Set every line down exactly, from the one that has "Decode this image" through the final one, and keep the pictures out.

-- Start --

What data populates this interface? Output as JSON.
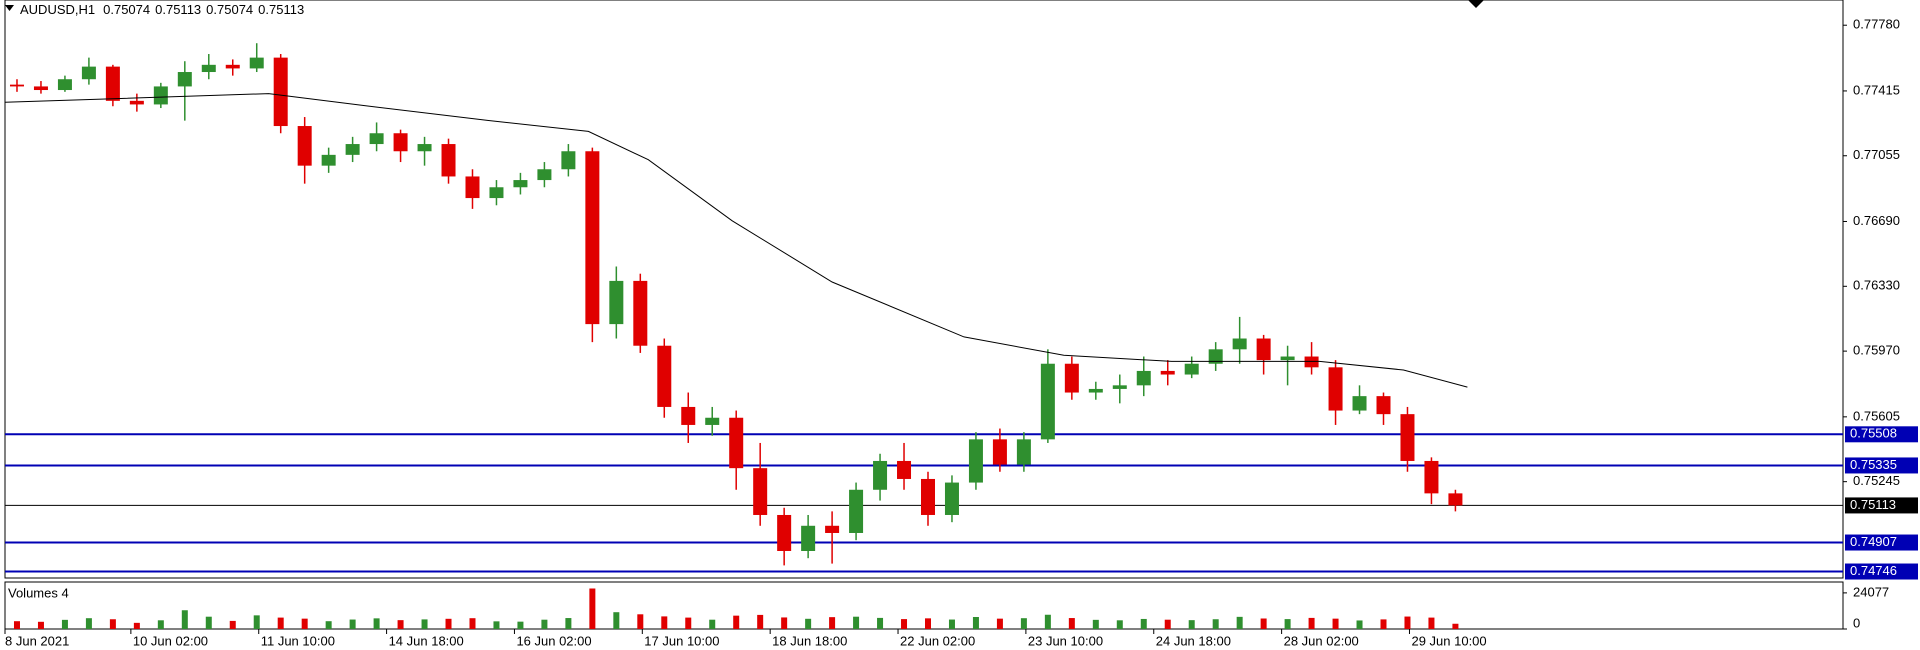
{
  "chart_data": {
    "type": "candlestick",
    "title": "AUDUSD,H1",
    "header_values": [
      0.75074,
      0.75113,
      0.75074,
      0.75113
    ],
    "x": [
      3,
      9,
      15,
      21,
      27,
      33,
      39,
      45,
      51,
      57,
      63,
      69,
      75,
      81,
      87,
      93,
      99,
      105,
      111,
      117,
      123,
      129,
      135,
      141,
      147,
      153,
      159,
      165,
      171,
      177,
      183,
      189,
      195,
      201,
      207,
      213,
      219,
      225,
      231,
      237,
      243,
      249,
      255,
      261,
      267,
      273,
      279,
      285,
      291,
      297,
      303,
      309,
      315,
      321,
      327,
      333,
      339,
      345,
      351,
      357,
      363
    ],
    "open": [
      0.7745,
      0.7744,
      0.7742,
      0.7748,
      0.7755,
      0.7736,
      0.7734,
      0.7744,
      0.7752,
      0.7756,
      0.7754,
      0.776,
      0.7722,
      0.77,
      0.7706,
      0.7712,
      0.7718,
      0.7708,
      0.7712,
      0.7694,
      0.7682,
      0.7688,
      0.7692,
      0.7698,
      0.7708,
      0.7612,
      0.7636,
      0.76,
      0.7566,
      0.7556,
      0.756,
      0.7532,
      0.7506,
      0.7486,
      0.75,
      0.7496,
      0.752,
      0.7536,
      0.7526,
      0.7506,
      0.7524,
      0.7548,
      0.7534,
      0.7548,
      0.759,
      0.7574,
      0.7576,
      0.7578,
      0.7586,
      0.7584,
      0.759,
      0.7598,
      0.7604,
      0.7592,
      0.7594,
      0.7588,
      0.7564,
      0.7572,
      0.7562,
      0.7536,
      0.7518
    ],
    "high": [
      0.7748,
      0.7747,
      0.775,
      0.776,
      0.7756,
      0.774,
      0.7746,
      0.7758,
      0.7762,
      0.7759,
      0.7768,
      0.7762,
      0.7727,
      0.771,
      0.7716,
      0.7724,
      0.772,
      0.7716,
      0.7715,
      0.7698,
      0.7692,
      0.7696,
      0.7702,
      0.7712,
      0.771,
      0.7644,
      0.764,
      0.7604,
      0.7574,
      0.7566,
      0.7564,
      0.7546,
      0.751,
      0.7506,
      0.7508,
      0.7524,
      0.754,
      0.7546,
      0.753,
      0.7528,
      0.7552,
      0.7554,
      0.7552,
      0.7598,
      0.7594,
      0.758,
      0.7584,
      0.7594,
      0.7592,
      0.7594,
      0.7602,
      0.7616,
      0.7606,
      0.76,
      0.7602,
      0.7592,
      0.7578,
      0.7574,
      0.7566,
      0.7538,
      0.752
    ],
    "low": [
      0.7741,
      0.774,
      0.7741,
      0.7745,
      0.7733,
      0.773,
      0.7732,
      0.7725,
      0.7748,
      0.775,
      0.7752,
      0.7718,
      0.769,
      0.7696,
      0.7702,
      0.7708,
      0.7702,
      0.77,
      0.769,
      0.7676,
      0.7678,
      0.7684,
      0.7688,
      0.7694,
      0.7602,
      0.7604,
      0.7596,
      0.756,
      0.7546,
      0.755,
      0.752,
      0.75,
      0.7478,
      0.7482,
      0.7479,
      0.7492,
      0.7514,
      0.752,
      0.75,
      0.7502,
      0.752,
      0.753,
      0.753,
      0.7546,
      0.757,
      0.757,
      0.7568,
      0.7572,
      0.7578,
      0.7582,
      0.7586,
      0.759,
      0.7584,
      0.7578,
      0.7584,
      0.7556,
      0.7562,
      0.7556,
      0.753,
      0.7512,
      0.7508
    ],
    "close": [
      0.7744,
      0.7742,
      0.7748,
      0.7755,
      0.7736,
      0.7734,
      0.7744,
      0.7752,
      0.7756,
      0.7754,
      0.776,
      0.7722,
      0.77,
      0.7706,
      0.7712,
      0.7718,
      0.7708,
      0.7712,
      0.7694,
      0.7682,
      0.7688,
      0.7692,
      0.7698,
      0.7708,
      0.7612,
      0.7636,
      0.76,
      0.7566,
      0.7556,
      0.756,
      0.7532,
      0.7506,
      0.7486,
      0.75,
      0.7496,
      0.752,
      0.7536,
      0.7526,
      0.7506,
      0.7524,
      0.7548,
      0.7534,
      0.7548,
      0.759,
      0.7574,
      0.7576,
      0.7578,
      0.7586,
      0.7584,
      0.759,
      0.7598,
      0.7604,
      0.7592,
      0.7594,
      0.7588,
      0.7564,
      0.7572,
      0.7562,
      0.7536,
      0.7518,
      0.75113
    ],
    "up_color": "#2f8f2f",
    "down_color": "#e00000",
    "xlim": [
      0,
      460
    ],
    "xticks": [
      {
        "value": 0,
        "label": "8 Jun 2021"
      },
      {
        "value": 31.5,
        "label": "10 Jun 02:00"
      },
      {
        "value": 63.5,
        "label": "11 Jun 10:00"
      },
      {
        "value": 95.5,
        "label": "14 Jun 18:00"
      },
      {
        "value": 127.5,
        "label": "16 Jun 02:00"
      },
      {
        "value": 159.5,
        "label": "17 Jun 10:00"
      },
      {
        "value": 191.5,
        "label": "18 Jun 18:00"
      },
      {
        "value": 223.5,
        "label": "22 Jun 02:00"
      },
      {
        "value": 255.5,
        "label": "23 Jun 10:00"
      },
      {
        "value": 287.5,
        "label": "24 Jun 18:00"
      },
      {
        "value": 319.5,
        "label": "28 Jun 02:00"
      },
      {
        "value": 351.5,
        "label": "29 Jun 10:00"
      }
    ],
    "ylim": [
      0.7471,
      0.7792
    ],
    "yticks": [
      {
        "value": 0.7778,
        "label": "0.77780"
      },
      0.77415,
      0.77055,
      {
        "value": 0.7669,
        "label": "0.76690"
      },
      {
        "value": 0.7633,
        "label": "0.76330"
      },
      {
        "value": 0.7597,
        "label": "0.75970"
      },
      0.75605,
      0.75245
    ],
    "ma": {
      "color": "#000000",
      "x": [
        0,
        29,
        66,
        90.5,
        121,
        146,
        161,
        182,
        207,
        240,
        265,
        292,
        329,
        350,
        366
      ],
      "values": [
        0.77352,
        0.77373,
        0.774,
        0.77332,
        0.77251,
        0.7719,
        0.77033,
        0.76694,
        0.76354,
        0.76049,
        0.75947,
        0.75913,
        0.75913,
        0.75865,
        0.7577
      ]
    },
    "levels": [
      {
        "value": 0.75508,
        "color": "#0000b4"
      },
      {
        "value": 0.75335,
        "color": "#0000b4"
      },
      {
        "value": 0.74907,
        "color": "#0000b4"
      },
      {
        "value": 0.74746,
        "color": "#0000b4"
      }
    ],
    "current_price": {
      "value": 0.75113,
      "color": "#000000"
    },
    "volume": {
      "title": "Volumes 4",
      "values": [
        5200,
        4800,
        6100,
        7200,
        6500,
        4100,
        5800,
        12500,
        8200,
        5400,
        9100,
        7600,
        6900,
        5200,
        6300,
        7100,
        5900,
        6400,
        6800,
        7200,
        5100,
        4900,
        6200,
        7300,
        27000,
        11200,
        9800,
        8400,
        7600,
        6200,
        8900,
        9400,
        7700,
        6800,
        7900,
        8200,
        7400,
        6600,
        7100,
        6300,
        8000,
        6900,
        7200,
        9500,
        7300,
        6100,
        5800,
        6700,
        6200,
        5900,
        6500,
        8100,
        7000,
        6600,
        7400,
        6900,
        5700,
        6400,
        8300,
        7600,
        3500
      ],
      "ylim": [
        0,
        30000
      ],
      "yticks": [
        24077,
        0
      ]
    }
  }
}
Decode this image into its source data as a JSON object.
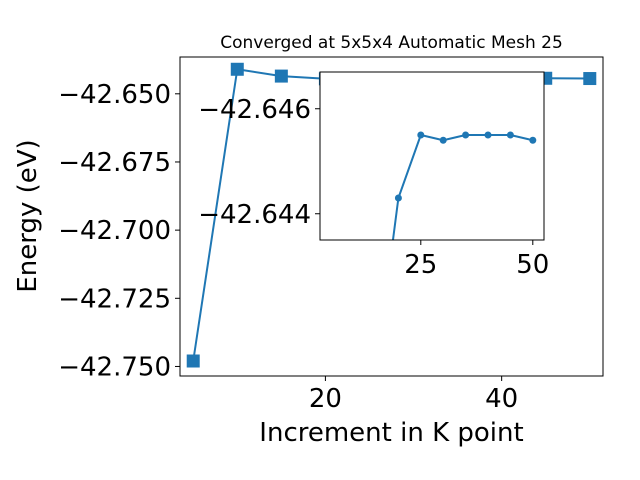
{
  "chart_data": [
    {
      "type": "line",
      "title": "Converged at 5x5x4 Automatic Mesh 25",
      "xlabel": "Increment in K point",
      "ylabel": "Energy (eV)",
      "xlim": [
        3.5,
        51.5
      ],
      "ylim": [
        -42.7535,
        -42.6365
      ],
      "xticks": [
        20,
        40
      ],
      "yticks": [
        -42.65,
        -42.675,
        -42.7,
        -42.725,
        -42.75
      ],
      "ytick_labels": [
        "−42.650",
        "−42.675",
        "−42.700",
        "−42.725",
        "−42.750"
      ],
      "grid": false,
      "marker": "square",
      "color": "#1f77b4",
      "x": [
        5,
        10,
        15,
        20,
        25,
        30,
        35,
        40,
        45,
        50
      ],
      "y": [
        -42.748,
        -42.641,
        -42.6435,
        -42.6445,
        -42.6443,
        -42.6444,
        -42.6443,
        -42.6443,
        -42.6443,
        -42.6444
      ]
    },
    {
      "type": "line",
      "title": "",
      "xlabel": "",
      "ylabel": "",
      "inset": true,
      "xlim": [
        2.5,
        52.5
      ],
      "ylim": [
        -42.6435,
        -42.6467
      ],
      "xticks": [
        25,
        50
      ],
      "yticks": [
        -42.646,
        -42.644
      ],
      "ytick_labels": [
        "−42.646",
        "−42.644"
      ],
      "grid": false,
      "marker": "circle",
      "color": "#1f77b4",
      "x": [
        15,
        20,
        25,
        30,
        35,
        40,
        45,
        50
      ],
      "y": [
        -42.641,
        -42.6443,
        -42.6455,
        -42.6454,
        -42.6455,
        -42.6455,
        -42.6455,
        -42.6454
      ]
    }
  ]
}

-- End --

FULL ANSWER:
Decode this image into its source data as a JSON object.
{
  "chart_data": [
    {
      "type": "line",
      "title": "Converged at 5x5x4 Automatic Mesh 25",
      "xlabel": "Increment in K point",
      "ylabel": "Energy (eV)",
      "xlim": [
        3.5,
        51.5
      ],
      "ylim": [
        -42.7535,
        -42.6365
      ],
      "xticks": [
        20,
        40
      ],
      "yticks": [
        -42.65,
        -42.675,
        -42.7,
        -42.725,
        -42.75
      ],
      "ytick_labels": [
        "−42.650",
        "−42.675",
        "−42.700",
        "−42.725",
        "−42.750"
      ],
      "grid": false,
      "marker": "square",
      "color": "#1f77b4",
      "x": [
        5,
        10,
        15,
        20,
        25,
        30,
        35,
        40,
        45,
        50
      ],
      "y": [
        -42.748,
        -42.641,
        -42.6435,
        -42.6445,
        -42.6443,
        -42.6444,
        -42.6443,
        -42.6443,
        -42.6443,
        -42.6444
      ]
    },
    {
      "type": "line",
      "title": "",
      "xlabel": "",
      "ylabel": "",
      "inset": true,
      "xlim": [
        2.5,
        52.5
      ],
      "ylim": [
        -42.6435,
        -42.6467
      ],
      "xticks": [
        25,
        50
      ],
      "yticks": [
        -42.646,
        -42.644
      ],
      "ytick_labels": [
        "−42.646",
        "−42.644"
      ],
      "grid": false,
      "marker": "circle",
      "color": "#1f77b4",
      "x": [
        15,
        20,
        25,
        30,
        35,
        40,
        45,
        50
      ],
      "y": [
        -42.641,
        -42.6443,
        -42.6455,
        -42.6454,
        -42.6455,
        -42.6455,
        -42.6455,
        -42.6454
      ]
    }
  ]
}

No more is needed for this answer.